Renewable energy can be expensive, but may be able to power homes more efficiently than fossil fuels.
“I know one of the main problems is the way our grid is set. It’s made to distribute energy from a single source. With renewable energy you can have it set up to individual homes. If renewable energy becomes cheaper, it would be a better option,” said Jekel.
Jackson agreed with Jekel, saying that energy is often an economic issue.
“Economically, it strains us as a civilization at one end or the other. We just need to get our renewable energies tried and tested,” said Jackson.
Currently, in our most populated areas of the nation, we are not meeting consumer demand. So imagine going home and there’s no electricity. There’s not been a storm, you just don’t have enough electricity.
Jackson then explained what may happen in the future in order for us to conserve energy.
“If we don’t change and we don’t see that change coming, we’re going to be part of a society that has not blackouts, but brownouts. It’s when we have to schedule down times. Not like less electricity, you just don’t have any. Ideally a community would schedule that where they would shift the electricity at home to work or school.”
Jackson says that this schedule will not work for everyone, since people have different work hours, and be be at home when the power shuts off. At schools, some forms of saving energy are used.
“Most high schools have invested in energy management controls for their heating and cooling equipment that can be programmed to reduce heating in the winter when school is not in session. They also reduce air conditioning in warm months when school is not in session. This saves energy from being wasted when the buildings are not occupied. Also high schools are presently evaluating the economic benefits of replacing lighting with more efficient technology, like LED,” said Geswein
Geswein offers some advice on how to conserve energy so this may not have to happen.
“Become aware of the energy you are using and when you use it. If you are deriving no benefit from consuming energy, any kind of energy, stop consuming it. This means many times to reduce the use of or turn off electric consuming appliances, reduce the use of or turn off engines, reduce the use of or turn off heating equipment. Any appliance that utilizes a remote control is never off. It must be on in a standby state to act when the remote sends a command.”
This includes devices like TVs, computers, and video game consoles. Other wasteful ways of using energy according to Geswein include running vehicle engines when not moving and heating buildings when nobody is in them. Recycling helps with energy efficiency in that the material recycled is processed into new products with less energy required to make them.
Jekel added some more ways that the students can have a more energy efficient life.
“Besides the obvious steps like switching to energy efficient light bulbs, we can learn what we can now so when our generation comes to the ability to work, we can realize the problems that need to be dealt with and use what we have learned to build those things up to our high schools and colleges in the future,” said Jekel.

→ **Data extracts**
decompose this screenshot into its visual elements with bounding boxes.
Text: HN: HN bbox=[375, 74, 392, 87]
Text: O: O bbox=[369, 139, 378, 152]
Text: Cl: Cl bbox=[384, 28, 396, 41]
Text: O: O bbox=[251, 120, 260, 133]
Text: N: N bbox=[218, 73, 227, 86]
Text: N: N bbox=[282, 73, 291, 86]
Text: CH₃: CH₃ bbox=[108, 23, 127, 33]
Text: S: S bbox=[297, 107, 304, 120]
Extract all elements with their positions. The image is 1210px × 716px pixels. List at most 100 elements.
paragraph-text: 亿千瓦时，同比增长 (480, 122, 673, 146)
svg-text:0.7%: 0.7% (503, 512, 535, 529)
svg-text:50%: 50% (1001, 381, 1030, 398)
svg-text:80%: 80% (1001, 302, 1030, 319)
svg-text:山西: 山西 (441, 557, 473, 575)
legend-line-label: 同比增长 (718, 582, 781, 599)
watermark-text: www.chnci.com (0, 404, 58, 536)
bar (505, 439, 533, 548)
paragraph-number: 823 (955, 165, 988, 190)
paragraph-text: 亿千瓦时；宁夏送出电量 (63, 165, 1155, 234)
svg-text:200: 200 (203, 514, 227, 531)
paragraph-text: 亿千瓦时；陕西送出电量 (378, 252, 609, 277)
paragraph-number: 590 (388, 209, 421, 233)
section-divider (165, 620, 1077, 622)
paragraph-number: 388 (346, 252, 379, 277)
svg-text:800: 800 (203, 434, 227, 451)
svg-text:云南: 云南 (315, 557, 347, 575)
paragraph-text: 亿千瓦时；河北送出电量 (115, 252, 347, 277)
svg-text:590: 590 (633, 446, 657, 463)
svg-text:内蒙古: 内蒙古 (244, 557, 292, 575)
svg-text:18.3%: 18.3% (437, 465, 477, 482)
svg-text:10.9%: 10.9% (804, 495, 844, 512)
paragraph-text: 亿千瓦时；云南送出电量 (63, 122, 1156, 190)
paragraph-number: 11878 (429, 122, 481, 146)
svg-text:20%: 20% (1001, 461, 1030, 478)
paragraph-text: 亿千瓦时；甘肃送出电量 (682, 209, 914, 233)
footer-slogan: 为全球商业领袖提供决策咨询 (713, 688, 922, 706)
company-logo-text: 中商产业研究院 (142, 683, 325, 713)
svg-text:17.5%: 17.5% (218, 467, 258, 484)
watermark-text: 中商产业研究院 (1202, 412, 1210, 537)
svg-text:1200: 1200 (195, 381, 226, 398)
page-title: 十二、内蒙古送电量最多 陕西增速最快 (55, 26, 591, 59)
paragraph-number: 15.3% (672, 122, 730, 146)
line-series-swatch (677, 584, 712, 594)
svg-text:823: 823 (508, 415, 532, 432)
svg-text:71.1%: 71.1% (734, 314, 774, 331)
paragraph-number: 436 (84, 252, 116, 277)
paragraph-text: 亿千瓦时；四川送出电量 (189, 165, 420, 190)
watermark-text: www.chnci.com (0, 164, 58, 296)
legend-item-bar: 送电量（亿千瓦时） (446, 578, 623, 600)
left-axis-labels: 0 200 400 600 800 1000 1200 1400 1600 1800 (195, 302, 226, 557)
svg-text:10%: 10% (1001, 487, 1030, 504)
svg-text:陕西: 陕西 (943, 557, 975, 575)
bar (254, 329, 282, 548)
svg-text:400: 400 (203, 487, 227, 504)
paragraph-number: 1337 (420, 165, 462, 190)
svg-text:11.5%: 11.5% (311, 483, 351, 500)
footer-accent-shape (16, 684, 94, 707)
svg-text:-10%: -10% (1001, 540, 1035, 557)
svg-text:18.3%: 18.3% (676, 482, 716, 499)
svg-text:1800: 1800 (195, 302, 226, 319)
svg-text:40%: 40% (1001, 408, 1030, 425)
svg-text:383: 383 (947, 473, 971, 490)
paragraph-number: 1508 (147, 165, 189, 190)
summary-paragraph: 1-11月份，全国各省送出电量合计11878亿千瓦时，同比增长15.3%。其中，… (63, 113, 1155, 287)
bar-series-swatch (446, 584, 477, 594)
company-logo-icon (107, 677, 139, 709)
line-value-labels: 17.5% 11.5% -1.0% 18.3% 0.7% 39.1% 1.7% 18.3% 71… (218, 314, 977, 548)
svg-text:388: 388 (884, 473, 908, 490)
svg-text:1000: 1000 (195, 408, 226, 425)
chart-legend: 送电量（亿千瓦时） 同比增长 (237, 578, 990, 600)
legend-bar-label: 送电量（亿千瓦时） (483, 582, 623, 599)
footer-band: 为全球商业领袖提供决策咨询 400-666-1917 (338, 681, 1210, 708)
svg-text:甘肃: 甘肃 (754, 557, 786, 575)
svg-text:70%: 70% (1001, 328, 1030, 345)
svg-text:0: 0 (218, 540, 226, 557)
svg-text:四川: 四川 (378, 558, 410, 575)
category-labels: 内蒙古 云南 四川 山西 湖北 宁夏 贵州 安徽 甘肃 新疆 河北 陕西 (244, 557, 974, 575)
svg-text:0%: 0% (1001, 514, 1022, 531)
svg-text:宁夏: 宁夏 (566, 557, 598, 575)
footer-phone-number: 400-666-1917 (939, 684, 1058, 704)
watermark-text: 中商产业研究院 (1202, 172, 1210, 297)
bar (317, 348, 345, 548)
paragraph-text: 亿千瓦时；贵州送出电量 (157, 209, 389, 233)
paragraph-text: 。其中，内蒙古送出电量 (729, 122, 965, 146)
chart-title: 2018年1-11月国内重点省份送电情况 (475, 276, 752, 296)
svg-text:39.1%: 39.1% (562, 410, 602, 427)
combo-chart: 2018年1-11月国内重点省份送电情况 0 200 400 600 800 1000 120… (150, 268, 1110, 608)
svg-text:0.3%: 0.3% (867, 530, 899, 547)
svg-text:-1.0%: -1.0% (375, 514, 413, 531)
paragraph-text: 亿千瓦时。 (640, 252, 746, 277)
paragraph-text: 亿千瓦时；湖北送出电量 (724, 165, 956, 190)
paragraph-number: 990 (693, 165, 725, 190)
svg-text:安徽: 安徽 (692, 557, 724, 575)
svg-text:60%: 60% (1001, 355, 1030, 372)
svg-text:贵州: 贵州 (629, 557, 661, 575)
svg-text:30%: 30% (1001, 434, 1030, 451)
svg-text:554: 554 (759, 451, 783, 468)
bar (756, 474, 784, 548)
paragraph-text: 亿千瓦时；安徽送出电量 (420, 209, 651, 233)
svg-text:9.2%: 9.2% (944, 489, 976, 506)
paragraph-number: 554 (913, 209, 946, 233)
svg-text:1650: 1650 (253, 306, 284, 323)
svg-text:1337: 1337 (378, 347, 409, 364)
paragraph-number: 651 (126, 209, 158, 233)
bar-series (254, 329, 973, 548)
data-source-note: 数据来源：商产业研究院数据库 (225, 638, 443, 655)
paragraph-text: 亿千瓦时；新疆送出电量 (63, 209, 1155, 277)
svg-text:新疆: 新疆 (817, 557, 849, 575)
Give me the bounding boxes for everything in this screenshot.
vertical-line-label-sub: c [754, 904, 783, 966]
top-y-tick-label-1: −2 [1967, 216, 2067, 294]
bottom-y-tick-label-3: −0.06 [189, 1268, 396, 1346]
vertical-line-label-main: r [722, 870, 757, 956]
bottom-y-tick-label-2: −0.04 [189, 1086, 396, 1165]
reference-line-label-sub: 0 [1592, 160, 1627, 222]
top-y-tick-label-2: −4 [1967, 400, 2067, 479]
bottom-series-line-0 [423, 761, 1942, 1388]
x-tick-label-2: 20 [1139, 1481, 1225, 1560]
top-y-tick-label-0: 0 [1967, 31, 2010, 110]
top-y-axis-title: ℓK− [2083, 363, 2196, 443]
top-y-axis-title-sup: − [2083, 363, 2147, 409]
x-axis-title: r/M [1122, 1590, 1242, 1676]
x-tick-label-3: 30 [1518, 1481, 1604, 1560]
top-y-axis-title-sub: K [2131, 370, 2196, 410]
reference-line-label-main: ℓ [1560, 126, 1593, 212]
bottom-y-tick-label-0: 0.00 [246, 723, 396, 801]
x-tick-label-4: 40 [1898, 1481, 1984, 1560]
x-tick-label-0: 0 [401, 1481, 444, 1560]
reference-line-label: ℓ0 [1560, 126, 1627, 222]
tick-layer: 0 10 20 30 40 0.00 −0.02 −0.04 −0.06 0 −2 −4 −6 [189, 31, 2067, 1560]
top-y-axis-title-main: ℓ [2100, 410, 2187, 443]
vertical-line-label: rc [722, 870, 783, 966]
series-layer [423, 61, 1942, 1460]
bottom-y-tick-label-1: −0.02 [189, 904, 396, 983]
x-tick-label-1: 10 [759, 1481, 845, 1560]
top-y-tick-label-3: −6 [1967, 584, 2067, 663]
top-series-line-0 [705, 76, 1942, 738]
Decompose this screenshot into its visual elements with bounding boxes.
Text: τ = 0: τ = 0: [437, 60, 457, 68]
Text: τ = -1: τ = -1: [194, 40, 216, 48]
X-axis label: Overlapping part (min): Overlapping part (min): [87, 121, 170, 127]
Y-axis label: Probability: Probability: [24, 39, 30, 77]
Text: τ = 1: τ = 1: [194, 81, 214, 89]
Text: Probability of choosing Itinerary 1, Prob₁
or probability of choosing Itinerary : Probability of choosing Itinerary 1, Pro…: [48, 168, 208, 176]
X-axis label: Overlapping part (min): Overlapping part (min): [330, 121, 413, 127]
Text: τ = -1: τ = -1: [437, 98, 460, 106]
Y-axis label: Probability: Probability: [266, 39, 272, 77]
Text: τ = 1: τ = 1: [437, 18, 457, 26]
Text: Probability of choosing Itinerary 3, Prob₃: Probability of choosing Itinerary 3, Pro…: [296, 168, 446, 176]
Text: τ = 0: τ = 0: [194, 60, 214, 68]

→ **Tasks for this exercise**
1/ According to the energy article, why is an appliance that uses a remote control never really off? Answer in one to three sentences.
2/ Reproduce the stretch of the energy article from "Renewable energy can" through "to conserve energy.".
The data has no connection to the energy article.

→ **Replies**
1/ It has to stay on in a standby state so that it can act when the remote sends a command.

2/
Renewable energy can be expensive, but may be able to power homes more efficiently than fossil fuels.
“I know one of the main problems is the way our grid is set. It’s made to distribute energy from a single source. With renewable energy you can have it set up to individual homes. If renewable energy becomes cheaper, it would be a better option,” said Jekel.
Jackson agreed with Jekel, saying that energy is often an economic issue.
“Economically, it strains us as a civilization at one end or the other. We just need to get our renewable energies tried and tested,” said Jackson.
Currently, in our most populated areas of the nation, we are not meeting consumer demand. So imagine going home and there’s no electricity. There’s not been a storm, you just don’t have enough electricity.
Jackson then explained what may happen in the future in order for us to conserve energy.